**TASK DIRECTIONS**
Set down the entries word for word, starting with the first line and ending after the line that contains "page-footer: 高二化学试卷 第".
▼
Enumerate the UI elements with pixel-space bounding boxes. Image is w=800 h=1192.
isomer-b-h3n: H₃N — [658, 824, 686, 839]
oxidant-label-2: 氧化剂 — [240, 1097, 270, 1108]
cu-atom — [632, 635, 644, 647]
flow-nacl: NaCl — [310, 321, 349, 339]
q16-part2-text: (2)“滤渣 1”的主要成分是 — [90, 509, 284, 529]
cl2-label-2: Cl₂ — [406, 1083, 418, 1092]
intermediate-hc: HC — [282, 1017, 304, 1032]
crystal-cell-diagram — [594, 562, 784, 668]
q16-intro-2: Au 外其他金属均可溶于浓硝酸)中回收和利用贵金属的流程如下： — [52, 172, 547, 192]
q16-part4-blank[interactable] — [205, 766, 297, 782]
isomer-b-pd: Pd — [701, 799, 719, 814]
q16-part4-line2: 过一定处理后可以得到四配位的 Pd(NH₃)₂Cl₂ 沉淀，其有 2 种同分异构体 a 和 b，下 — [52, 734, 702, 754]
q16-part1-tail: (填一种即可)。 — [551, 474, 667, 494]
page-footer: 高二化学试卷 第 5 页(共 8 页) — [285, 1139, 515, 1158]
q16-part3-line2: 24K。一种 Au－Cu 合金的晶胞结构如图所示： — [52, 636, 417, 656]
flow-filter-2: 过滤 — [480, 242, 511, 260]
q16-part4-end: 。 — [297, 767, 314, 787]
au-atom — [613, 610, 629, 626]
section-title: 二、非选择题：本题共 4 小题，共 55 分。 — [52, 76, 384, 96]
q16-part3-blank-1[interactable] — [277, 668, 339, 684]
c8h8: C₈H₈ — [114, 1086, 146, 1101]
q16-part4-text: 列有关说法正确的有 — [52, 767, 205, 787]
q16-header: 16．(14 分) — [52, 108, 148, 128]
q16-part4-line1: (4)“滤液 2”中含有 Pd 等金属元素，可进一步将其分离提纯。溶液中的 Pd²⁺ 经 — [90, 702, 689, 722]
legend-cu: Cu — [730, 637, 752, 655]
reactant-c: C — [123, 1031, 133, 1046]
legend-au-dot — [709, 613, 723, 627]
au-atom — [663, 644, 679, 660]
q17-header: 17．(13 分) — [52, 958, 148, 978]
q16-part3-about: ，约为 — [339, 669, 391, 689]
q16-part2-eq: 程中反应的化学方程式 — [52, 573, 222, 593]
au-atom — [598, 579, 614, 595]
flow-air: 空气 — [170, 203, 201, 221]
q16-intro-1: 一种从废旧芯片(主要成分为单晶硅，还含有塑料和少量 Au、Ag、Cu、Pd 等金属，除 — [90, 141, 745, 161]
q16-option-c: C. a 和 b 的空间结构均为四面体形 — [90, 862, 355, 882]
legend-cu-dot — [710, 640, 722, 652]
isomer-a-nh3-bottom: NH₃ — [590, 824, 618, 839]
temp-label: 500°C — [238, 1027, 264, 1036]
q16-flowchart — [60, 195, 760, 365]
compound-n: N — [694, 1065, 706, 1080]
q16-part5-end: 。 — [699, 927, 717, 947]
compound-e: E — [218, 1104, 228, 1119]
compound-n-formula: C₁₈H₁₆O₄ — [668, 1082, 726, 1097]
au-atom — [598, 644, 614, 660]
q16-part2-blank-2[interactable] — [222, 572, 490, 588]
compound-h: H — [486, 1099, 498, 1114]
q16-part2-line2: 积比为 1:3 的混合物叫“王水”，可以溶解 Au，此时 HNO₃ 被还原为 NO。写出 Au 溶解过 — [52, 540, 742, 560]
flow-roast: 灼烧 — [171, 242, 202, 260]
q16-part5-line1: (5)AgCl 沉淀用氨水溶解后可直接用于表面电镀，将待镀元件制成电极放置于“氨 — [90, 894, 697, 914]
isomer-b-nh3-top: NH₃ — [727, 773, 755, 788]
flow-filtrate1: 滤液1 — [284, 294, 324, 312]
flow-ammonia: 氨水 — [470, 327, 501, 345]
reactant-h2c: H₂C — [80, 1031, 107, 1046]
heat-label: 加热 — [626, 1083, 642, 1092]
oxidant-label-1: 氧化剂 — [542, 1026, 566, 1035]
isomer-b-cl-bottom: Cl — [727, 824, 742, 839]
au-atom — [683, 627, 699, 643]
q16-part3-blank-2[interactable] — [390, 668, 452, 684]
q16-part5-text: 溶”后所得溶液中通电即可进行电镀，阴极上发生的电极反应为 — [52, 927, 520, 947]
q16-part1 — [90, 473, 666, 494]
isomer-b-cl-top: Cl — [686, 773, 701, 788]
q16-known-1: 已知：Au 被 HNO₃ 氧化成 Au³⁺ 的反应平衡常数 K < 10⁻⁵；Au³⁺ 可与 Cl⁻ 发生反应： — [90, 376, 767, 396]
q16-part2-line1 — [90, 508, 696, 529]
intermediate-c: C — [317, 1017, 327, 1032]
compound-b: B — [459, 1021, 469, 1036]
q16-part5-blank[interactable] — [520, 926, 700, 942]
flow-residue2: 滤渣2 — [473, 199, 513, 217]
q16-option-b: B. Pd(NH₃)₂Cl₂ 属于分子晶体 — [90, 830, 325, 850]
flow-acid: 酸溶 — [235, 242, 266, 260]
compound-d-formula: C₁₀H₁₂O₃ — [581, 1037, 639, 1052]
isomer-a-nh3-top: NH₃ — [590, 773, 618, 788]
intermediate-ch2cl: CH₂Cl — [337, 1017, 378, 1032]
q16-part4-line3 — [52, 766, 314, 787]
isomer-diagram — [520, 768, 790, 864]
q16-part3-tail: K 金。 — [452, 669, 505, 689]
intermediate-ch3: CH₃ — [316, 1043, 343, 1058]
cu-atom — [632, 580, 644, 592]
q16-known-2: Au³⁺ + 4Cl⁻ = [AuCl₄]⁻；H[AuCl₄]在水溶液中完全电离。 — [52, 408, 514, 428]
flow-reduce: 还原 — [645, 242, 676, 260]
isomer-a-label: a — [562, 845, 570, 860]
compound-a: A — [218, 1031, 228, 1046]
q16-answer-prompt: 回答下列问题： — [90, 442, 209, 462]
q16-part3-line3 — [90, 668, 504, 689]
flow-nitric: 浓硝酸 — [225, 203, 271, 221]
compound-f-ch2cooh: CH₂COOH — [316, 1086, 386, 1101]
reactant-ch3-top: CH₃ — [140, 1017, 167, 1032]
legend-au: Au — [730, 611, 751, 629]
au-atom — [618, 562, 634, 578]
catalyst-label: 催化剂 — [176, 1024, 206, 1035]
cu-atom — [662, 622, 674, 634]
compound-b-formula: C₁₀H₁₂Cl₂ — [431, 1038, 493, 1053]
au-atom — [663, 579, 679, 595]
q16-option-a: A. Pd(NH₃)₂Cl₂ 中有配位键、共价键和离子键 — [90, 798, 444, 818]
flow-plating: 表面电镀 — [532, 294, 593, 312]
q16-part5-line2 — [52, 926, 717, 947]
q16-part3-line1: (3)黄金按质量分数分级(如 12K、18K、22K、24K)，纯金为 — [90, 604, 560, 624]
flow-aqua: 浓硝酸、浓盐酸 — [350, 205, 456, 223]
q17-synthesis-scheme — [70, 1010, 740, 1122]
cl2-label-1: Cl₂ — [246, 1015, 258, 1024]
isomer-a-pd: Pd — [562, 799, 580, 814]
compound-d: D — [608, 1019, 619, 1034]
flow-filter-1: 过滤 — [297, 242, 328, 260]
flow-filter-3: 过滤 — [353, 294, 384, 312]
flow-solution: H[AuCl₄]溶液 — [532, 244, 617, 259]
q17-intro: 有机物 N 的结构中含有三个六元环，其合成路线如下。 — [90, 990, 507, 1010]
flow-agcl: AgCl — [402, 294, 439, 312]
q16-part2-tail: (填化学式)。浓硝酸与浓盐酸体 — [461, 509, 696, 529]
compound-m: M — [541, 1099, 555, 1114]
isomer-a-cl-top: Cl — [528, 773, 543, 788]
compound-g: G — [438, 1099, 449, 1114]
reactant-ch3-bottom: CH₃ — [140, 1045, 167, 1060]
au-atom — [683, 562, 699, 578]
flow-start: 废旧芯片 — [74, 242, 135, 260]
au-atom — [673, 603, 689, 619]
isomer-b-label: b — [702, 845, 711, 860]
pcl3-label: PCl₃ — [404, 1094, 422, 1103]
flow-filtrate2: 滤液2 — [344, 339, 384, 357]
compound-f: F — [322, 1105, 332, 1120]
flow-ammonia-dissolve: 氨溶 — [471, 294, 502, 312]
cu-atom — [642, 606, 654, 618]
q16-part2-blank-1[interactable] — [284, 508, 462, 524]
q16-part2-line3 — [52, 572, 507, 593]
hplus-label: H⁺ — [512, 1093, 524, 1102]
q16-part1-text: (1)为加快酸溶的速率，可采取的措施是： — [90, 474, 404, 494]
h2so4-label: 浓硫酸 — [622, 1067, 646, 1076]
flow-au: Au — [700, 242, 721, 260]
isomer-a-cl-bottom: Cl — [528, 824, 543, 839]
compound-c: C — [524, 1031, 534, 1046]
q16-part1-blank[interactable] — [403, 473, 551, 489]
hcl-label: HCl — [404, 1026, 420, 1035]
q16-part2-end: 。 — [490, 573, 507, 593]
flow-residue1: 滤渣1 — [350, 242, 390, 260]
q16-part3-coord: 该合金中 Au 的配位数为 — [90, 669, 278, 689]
▲
**TASK SOLUTION**
Enumerate the UI elements with pixel-space bounding boxes. Image is w=800 h=1192.
isomer-b-h3n: H₃N — [658, 824, 686, 839]
oxidant-label-2: 氧化剂 — [240, 1097, 270, 1108]
cu-atom — [632, 635, 644, 647]
flow-nacl: NaCl — [310, 321, 349, 339]
q16-part2-text: (2)“滤渣 1”的主要成分是 — [90, 509, 284, 529]
cl2-label-2: Cl₂ — [406, 1083, 418, 1092]
intermediate-hc: HC — [282, 1017, 304, 1032]
crystal-cell-diagram — [594, 562, 784, 668]
q16-intro-2: Au 外其他金属均可溶于浓硝酸)中回收和利用贵金属的流程如下： — [52, 172, 547, 192]
q16-part4-blank[interactable] — [205, 766, 297, 782]
isomer-b-pd: Pd — [701, 799, 719, 814]
q16-part4-line2: 过一定处理后可以得到四配位的 Pd(NH₃)₂Cl₂ 沉淀，其有 2 种同分异构体 a 和 b，下 — [52, 734, 702, 754]
q16-part1-tail: (填一种即可)。 — [551, 474, 667, 494]
page-footer: 高二化学试卷 第 5 页(共 8 页) — [285, 1139, 515, 1158]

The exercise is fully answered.